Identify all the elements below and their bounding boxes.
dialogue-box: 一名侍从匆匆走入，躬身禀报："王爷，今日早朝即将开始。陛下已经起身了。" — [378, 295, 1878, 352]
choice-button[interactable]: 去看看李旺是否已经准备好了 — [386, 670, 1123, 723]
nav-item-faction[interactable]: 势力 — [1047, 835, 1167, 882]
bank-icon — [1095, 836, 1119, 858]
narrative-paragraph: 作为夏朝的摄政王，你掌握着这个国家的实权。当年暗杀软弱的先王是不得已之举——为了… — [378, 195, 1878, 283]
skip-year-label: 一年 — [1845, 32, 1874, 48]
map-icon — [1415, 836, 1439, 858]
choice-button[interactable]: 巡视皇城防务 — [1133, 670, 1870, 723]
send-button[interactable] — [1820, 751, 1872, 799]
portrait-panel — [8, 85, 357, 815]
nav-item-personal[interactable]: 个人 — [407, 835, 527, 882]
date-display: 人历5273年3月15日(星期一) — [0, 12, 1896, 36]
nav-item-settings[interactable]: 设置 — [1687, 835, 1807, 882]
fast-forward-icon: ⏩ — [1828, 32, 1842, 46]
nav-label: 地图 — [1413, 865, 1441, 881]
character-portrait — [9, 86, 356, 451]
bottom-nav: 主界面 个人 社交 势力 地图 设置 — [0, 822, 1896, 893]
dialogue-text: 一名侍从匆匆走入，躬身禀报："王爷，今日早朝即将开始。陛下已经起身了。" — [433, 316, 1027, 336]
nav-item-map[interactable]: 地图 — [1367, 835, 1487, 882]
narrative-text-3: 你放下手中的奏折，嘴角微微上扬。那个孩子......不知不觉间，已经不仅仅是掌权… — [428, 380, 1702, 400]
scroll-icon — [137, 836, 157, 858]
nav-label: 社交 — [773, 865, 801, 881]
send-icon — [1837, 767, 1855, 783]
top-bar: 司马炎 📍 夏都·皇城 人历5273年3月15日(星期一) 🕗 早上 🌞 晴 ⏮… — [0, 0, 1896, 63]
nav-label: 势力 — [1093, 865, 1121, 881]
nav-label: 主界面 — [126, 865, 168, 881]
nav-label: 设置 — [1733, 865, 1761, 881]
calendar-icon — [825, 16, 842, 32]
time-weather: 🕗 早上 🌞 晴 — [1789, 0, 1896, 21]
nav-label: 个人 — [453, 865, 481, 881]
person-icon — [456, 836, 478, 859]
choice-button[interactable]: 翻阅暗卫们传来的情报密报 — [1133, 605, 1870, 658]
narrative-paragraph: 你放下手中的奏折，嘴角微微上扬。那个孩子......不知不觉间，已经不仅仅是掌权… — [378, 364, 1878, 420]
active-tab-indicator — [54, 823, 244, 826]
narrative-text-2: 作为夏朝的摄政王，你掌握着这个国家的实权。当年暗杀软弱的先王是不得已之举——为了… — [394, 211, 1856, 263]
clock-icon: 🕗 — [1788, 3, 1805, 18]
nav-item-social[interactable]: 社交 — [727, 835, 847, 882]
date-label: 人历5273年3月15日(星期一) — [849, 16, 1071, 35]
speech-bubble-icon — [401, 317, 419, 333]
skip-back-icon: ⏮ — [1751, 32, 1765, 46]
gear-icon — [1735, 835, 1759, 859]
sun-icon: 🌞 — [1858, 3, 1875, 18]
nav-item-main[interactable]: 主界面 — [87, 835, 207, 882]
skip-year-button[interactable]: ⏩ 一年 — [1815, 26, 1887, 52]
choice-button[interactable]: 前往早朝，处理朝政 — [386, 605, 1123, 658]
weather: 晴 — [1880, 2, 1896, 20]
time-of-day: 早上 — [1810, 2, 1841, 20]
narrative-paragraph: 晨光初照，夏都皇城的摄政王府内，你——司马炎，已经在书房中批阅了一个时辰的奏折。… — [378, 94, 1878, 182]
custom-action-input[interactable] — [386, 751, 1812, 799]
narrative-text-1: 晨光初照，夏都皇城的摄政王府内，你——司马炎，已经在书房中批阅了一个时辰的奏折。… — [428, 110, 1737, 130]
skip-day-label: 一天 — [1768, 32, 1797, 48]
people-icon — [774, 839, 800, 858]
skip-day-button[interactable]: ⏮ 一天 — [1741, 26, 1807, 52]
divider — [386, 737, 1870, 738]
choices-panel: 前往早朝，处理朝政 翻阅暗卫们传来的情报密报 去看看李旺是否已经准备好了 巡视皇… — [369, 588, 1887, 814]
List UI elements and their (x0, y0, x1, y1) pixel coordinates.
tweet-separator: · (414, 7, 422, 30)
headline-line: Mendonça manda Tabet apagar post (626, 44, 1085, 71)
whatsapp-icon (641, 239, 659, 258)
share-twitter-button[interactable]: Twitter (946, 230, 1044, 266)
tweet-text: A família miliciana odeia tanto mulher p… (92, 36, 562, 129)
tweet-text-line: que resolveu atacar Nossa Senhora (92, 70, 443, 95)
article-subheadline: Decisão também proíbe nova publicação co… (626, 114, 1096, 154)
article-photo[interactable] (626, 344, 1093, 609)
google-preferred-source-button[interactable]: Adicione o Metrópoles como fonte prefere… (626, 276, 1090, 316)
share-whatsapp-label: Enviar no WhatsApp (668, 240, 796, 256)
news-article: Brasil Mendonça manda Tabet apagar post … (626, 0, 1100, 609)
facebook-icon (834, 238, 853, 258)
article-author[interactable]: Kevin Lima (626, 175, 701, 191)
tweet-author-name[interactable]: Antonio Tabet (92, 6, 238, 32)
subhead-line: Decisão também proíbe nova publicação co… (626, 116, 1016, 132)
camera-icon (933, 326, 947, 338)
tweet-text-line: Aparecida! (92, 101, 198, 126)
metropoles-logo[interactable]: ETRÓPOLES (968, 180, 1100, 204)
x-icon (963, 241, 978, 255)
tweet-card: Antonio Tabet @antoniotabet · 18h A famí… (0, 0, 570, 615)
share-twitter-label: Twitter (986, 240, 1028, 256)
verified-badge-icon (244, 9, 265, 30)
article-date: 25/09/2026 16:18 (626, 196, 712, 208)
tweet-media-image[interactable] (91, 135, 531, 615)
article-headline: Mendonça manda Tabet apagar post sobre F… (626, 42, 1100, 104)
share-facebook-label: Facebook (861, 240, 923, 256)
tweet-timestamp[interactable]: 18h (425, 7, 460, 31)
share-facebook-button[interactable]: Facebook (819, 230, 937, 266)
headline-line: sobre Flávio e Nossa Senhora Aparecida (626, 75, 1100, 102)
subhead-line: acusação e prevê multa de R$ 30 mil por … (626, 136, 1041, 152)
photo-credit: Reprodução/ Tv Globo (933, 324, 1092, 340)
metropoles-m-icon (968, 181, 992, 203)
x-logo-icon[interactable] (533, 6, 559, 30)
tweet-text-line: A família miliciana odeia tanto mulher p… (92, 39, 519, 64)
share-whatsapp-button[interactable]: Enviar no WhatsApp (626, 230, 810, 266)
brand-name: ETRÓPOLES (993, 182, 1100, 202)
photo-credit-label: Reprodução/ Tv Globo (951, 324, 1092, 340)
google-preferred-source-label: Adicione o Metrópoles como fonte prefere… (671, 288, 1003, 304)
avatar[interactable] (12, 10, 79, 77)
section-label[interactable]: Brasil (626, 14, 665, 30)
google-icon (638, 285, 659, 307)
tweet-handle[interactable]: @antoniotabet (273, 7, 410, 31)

Task objective:
Rewrite the records above so that "interactable" is replaced by "clickable" every time it occurs. Leave everything else unchanged.

Response below:
Identify all the elements below and their bounding boxes.
dialogue-box: 一名侍从匆匆走入，躬身禀报："王爷，今日早朝即将开始。陛下已经起身了。" — [378, 295, 1878, 352]
choice-button[clickable]: 去看看李旺是否已经准备好了 — [386, 670, 1123, 723]
nav-item-faction[clickable]: 势力 — [1047, 835, 1167, 882]
bank-icon — [1095, 836, 1119, 858]
narrative-paragraph: 作为夏朝的摄政王，你掌握着这个国家的实权。当年暗杀软弱的先王是不得已之举——为了… — [378, 195, 1878, 283]
skip-year-label: 一年 — [1845, 32, 1874, 48]
map-icon — [1415, 836, 1439, 858]
choice-button[clickable]: 巡视皇城防务 — [1133, 670, 1870, 723]
send-button[clickable] — [1820, 751, 1872, 799]
portrait-panel — [8, 85, 357, 815]
nav-item-personal[clickable]: 个人 — [407, 835, 527, 882]
date-display: 人历5273年3月15日(星期一) — [0, 12, 1896, 36]
nav-item-settings[clickable]: 设置 — [1687, 835, 1807, 882]
fast-forward-icon: ⏩ — [1828, 32, 1842, 46]
nav-label: 地图 — [1413, 865, 1441, 881]
character-portrait — [9, 86, 356, 451]
bottom-nav: 主界面 个人 社交 势力 地图 设置 — [0, 822, 1896, 893]
dialogue-text: 一名侍从匆匆走入，躬身禀报："王爷，今日早朝即将开始。陛下已经起身了。" — [433, 316, 1027, 336]
nav-item-map[clickable]: 地图 — [1367, 835, 1487, 882]
narrative-text-3: 你放下手中的奏折，嘴角微微上扬。那个孩子......不知不觉间，已经不仅仅是掌权… — [428, 380, 1702, 400]
scroll-icon — [137, 836, 157, 858]
nav-label: 社交 — [773, 865, 801, 881]
send-icon — [1837, 767, 1855, 783]
top-bar: 司马炎 📍 夏都·皇城 人历5273年3月15日(星期一) 🕗 早上 🌞 晴 ⏮… — [0, 0, 1896, 63]
nav-label: 势力 — [1093, 865, 1121, 881]
nav-label: 主界面 — [126, 865, 168, 881]
nav-label: 设置 — [1733, 865, 1761, 881]
calendar-icon — [825, 16, 842, 32]
time-weather: 🕗 早上 🌞 晴 — [1789, 0, 1896, 21]
nav-label: 个人 — [453, 865, 481, 881]
person-icon — [456, 836, 478, 859]
choice-button[clickable]: 翻阅暗卫们传来的情报密报 — [1133, 605, 1870, 658]
narrative-paragraph: 你放下手中的奏折，嘴角微微上扬。那个孩子......不知不觉间，已经不仅仅是掌权… — [378, 364, 1878, 420]
active-tab-indicator — [54, 823, 244, 826]
narrative-text-2: 作为夏朝的摄政王，你掌握着这个国家的实权。当年暗杀软弱的先王是不得已之举——为了… — [394, 211, 1856, 263]
clock-icon: 🕗 — [1788, 3, 1805, 18]
nav-item-social[clickable]: 社交 — [727, 835, 847, 882]
date-label: 人历5273年3月15日(星期一) — [849, 16, 1071, 35]
speech-bubble-icon — [401, 317, 419, 333]
skip-back-icon: ⏮ — [1751, 32, 1765, 46]
gear-icon — [1735, 835, 1759, 859]
sun-icon: 🌞 — [1858, 3, 1875, 18]
nav-item-main[clickable]: 主界面 — [87, 835, 207, 882]
skip-year-button[clickable]: ⏩ 一年 — [1815, 26, 1887, 52]
choice-button[clickable]: 前往早朝，处理朝政 — [386, 605, 1123, 658]
weather: 晴 — [1880, 2, 1896, 20]
time-of-day: 早上 — [1810, 2, 1841, 20]
narrative-paragraph: 晨光初照，夏都皇城的摄政王府内，你——司马炎，已经在书房中批阅了一个时辰的奏折。… — [378, 94, 1878, 182]
custom-action-input[clickable] — [386, 751, 1812, 799]
narrative-text-1: 晨光初照，夏都皇城的摄政王府内，你——司马炎，已经在书房中批阅了一个时辰的奏折。… — [428, 110, 1737, 130]
skip-day-label: 一天 — [1768, 32, 1797, 48]
people-icon — [774, 839, 800, 858]
skip-day-button[clickable]: ⏮ 一天 — [1741, 26, 1807, 52]
divider — [386, 737, 1870, 738]
choices-panel: 前往早朝，处理朝政 翻阅暗卫们传来的情报密报 去看看李旺是否已经准备好了 巡视皇… — [369, 588, 1887, 814]
List UI elements and their (x0, y0, x1, y1) pixel coordinates.
tweet-separator: · (414, 7, 422, 30)
headline-line: Mendonça manda Tabet apagar post (626, 44, 1085, 71)
whatsapp-icon (641, 239, 659, 258)
share-twitter-button[clickable]: Twitter (946, 230, 1044, 266)
tweet-text: A família miliciana odeia tanto mulher p… (92, 36, 562, 129)
tweet-text-line: que resolveu atacar Nossa Senhora (92, 70, 443, 95)
article-subheadline: Decisão também proíbe nova publicação co… (626, 114, 1096, 154)
article-photo[clickable] (626, 344, 1093, 609)
google-preferred-source-button[clickable]: Adicione o Metrópoles como fonte prefere… (626, 276, 1090, 316)
share-whatsapp-label: Enviar no WhatsApp (668, 240, 796, 256)
news-article: Brasil Mendonça manda Tabet apagar post … (626, 0, 1100, 609)
facebook-icon (834, 238, 853, 258)
article-author[clickable]: Kevin Lima (626, 175, 701, 191)
tweet-author-name[clickable]: Antonio Tabet (92, 6, 238, 32)
subhead-line: Decisão também proíbe nova publicação co… (626, 116, 1016, 132)
camera-icon (933, 326, 947, 338)
tweet-text-line: Aparecida! (92, 101, 198, 126)
metropoles-logo[clickable]: ETRÓPOLES (968, 180, 1100, 204)
x-icon (963, 241, 978, 255)
tweet-card: Antonio Tabet @antoniotabet · 18h A famí… (0, 0, 570, 615)
share-twitter-label: Twitter (986, 240, 1028, 256)
verified-badge-icon (244, 9, 265, 30)
article-date: 25/09/2026 16:18 (626, 196, 712, 208)
tweet-media-image[clickable] (91, 135, 531, 615)
article-headline: Mendonça manda Tabet apagar post sobre F… (626, 42, 1100, 104)
share-facebook-label: Facebook (861, 240, 923, 256)
tweet-timestamp[clickable]: 18h (425, 7, 460, 31)
share-facebook-button[clickable]: Facebook (819, 230, 937, 266)
headline-line: sobre Flávio e Nossa Senhora Aparecida (626, 75, 1100, 102)
subhead-line: acusação e prevê multa de R$ 30 mil por … (626, 136, 1041, 152)
photo-credit: Reprodução/ Tv Globo (933, 324, 1092, 340)
metropoles-m-icon (968, 181, 992, 203)
x-logo-icon[clickable] (533, 6, 559, 30)
tweet-text-line: A família miliciana odeia tanto mulher p… (92, 39, 519, 64)
share-whatsapp-button[clickable]: Enviar no WhatsApp (626, 230, 810, 266)
brand-name: ETRÓPOLES (993, 182, 1100, 202)
photo-credit-label: Reprodução/ Tv Globo (951, 324, 1092, 340)
google-preferred-source-label: Adicione o Metrópoles como fonte prefere… (671, 288, 1003, 304)
avatar[clickable] (12, 10, 79, 77)
section-label[clickable]: Brasil (626, 14, 665, 30)
google-icon (638, 285, 659, 307)
tweet-handle[clickable]: @antoniotabet (273, 7, 410, 31)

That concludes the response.